The task -
Read through the data and report every line in which the word "Configurations" occurs.

Records provided -
— BEGIN —

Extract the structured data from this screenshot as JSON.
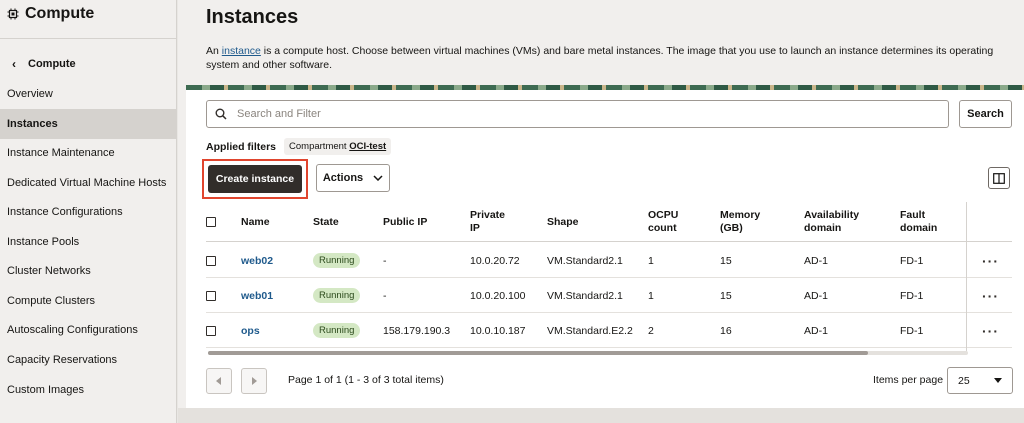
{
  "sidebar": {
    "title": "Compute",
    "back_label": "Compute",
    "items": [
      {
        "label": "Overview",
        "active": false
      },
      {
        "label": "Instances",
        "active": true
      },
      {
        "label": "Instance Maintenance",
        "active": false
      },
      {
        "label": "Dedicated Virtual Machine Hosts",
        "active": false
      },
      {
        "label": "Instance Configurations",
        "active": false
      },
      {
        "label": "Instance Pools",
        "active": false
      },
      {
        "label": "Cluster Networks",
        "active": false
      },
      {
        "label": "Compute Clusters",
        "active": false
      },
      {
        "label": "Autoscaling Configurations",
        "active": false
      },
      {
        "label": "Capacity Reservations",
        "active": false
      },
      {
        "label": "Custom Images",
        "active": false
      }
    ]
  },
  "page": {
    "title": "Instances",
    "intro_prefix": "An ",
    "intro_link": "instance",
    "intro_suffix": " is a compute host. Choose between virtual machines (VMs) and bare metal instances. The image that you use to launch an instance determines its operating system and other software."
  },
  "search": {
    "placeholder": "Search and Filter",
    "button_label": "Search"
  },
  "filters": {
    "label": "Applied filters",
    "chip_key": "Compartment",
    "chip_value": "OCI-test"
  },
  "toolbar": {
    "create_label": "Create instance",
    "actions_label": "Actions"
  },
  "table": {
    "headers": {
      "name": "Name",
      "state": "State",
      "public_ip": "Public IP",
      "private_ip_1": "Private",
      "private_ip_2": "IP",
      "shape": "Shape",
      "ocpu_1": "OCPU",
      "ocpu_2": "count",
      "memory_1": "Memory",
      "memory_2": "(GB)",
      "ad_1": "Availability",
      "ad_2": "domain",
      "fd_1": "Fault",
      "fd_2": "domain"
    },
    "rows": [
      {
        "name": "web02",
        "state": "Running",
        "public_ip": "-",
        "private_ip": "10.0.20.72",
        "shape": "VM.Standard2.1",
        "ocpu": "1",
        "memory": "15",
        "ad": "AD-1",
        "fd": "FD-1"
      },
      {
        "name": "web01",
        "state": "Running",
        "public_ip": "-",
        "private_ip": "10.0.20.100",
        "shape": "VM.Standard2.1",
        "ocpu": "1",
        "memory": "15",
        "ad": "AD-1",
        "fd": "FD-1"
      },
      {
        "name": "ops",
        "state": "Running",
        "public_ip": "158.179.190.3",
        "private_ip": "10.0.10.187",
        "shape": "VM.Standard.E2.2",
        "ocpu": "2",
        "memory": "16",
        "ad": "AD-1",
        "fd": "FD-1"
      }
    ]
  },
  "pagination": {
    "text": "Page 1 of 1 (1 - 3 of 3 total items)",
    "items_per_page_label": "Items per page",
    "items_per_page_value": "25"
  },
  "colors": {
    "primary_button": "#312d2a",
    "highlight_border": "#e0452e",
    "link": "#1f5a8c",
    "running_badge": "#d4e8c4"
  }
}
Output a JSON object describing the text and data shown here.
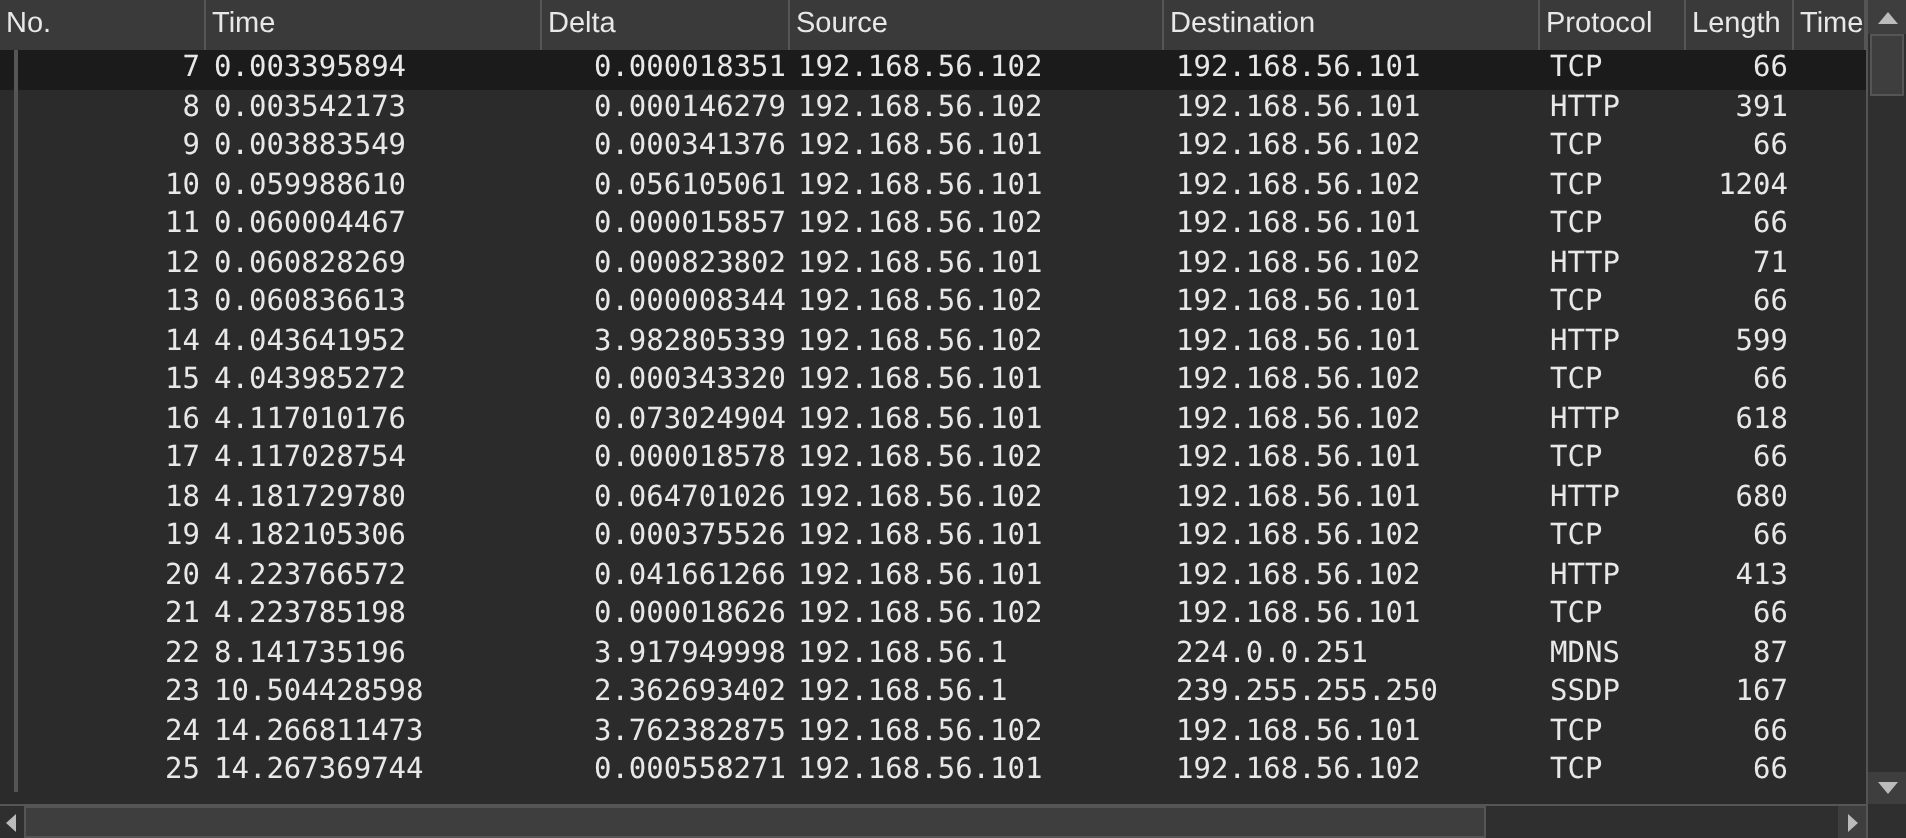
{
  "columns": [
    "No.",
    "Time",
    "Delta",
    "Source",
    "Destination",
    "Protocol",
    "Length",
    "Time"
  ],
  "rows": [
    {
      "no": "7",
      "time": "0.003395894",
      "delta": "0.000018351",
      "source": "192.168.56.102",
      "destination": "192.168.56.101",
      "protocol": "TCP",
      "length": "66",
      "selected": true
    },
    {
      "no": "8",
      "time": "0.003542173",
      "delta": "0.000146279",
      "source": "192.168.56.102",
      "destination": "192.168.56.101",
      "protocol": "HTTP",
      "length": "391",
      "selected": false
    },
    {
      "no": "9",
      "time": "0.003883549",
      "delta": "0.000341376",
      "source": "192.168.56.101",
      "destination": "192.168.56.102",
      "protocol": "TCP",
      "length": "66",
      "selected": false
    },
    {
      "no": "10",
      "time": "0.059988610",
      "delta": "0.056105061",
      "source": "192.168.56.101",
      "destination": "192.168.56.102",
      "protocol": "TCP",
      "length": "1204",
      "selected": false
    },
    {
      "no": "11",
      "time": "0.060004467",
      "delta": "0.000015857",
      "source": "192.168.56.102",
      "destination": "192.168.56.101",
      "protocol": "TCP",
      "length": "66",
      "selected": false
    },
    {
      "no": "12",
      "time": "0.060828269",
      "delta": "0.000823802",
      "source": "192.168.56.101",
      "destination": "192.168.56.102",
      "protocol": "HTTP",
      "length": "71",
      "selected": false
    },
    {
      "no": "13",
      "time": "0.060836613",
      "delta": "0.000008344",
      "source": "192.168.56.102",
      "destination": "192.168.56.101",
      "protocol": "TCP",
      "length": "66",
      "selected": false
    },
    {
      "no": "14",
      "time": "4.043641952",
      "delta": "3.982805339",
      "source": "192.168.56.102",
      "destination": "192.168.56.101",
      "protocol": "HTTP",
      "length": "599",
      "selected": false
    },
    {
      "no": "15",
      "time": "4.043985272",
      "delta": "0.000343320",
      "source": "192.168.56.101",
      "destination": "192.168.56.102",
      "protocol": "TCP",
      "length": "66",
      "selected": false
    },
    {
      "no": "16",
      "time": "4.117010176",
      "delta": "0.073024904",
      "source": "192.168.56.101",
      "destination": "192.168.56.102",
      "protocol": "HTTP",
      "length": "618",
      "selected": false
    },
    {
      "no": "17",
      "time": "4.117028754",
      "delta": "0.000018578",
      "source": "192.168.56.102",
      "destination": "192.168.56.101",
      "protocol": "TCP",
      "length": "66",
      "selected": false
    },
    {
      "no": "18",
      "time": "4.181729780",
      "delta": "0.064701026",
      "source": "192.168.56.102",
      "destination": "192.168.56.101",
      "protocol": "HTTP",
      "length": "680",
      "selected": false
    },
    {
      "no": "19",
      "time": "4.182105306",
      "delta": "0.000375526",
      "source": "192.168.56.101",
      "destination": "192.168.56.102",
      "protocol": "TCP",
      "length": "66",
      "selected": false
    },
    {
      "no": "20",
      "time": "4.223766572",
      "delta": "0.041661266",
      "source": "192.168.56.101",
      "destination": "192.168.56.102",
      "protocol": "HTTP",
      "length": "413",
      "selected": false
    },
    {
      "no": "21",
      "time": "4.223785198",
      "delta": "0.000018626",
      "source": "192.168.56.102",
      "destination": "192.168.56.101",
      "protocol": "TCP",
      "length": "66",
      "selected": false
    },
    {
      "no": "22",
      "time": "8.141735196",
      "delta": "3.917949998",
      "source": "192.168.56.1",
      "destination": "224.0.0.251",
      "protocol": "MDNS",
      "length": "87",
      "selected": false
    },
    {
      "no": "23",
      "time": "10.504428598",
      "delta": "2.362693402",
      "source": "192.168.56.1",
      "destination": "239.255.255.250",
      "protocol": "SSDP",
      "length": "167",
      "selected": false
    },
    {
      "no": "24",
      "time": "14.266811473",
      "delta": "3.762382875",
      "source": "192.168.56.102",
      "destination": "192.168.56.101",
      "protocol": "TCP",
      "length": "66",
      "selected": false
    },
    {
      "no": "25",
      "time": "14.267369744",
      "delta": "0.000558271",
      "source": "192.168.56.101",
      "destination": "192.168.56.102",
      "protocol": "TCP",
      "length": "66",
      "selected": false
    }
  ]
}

— END —

Solution to the problem -
        "label": "Instance Configurations",
        "label": "Autoscaling Configurations",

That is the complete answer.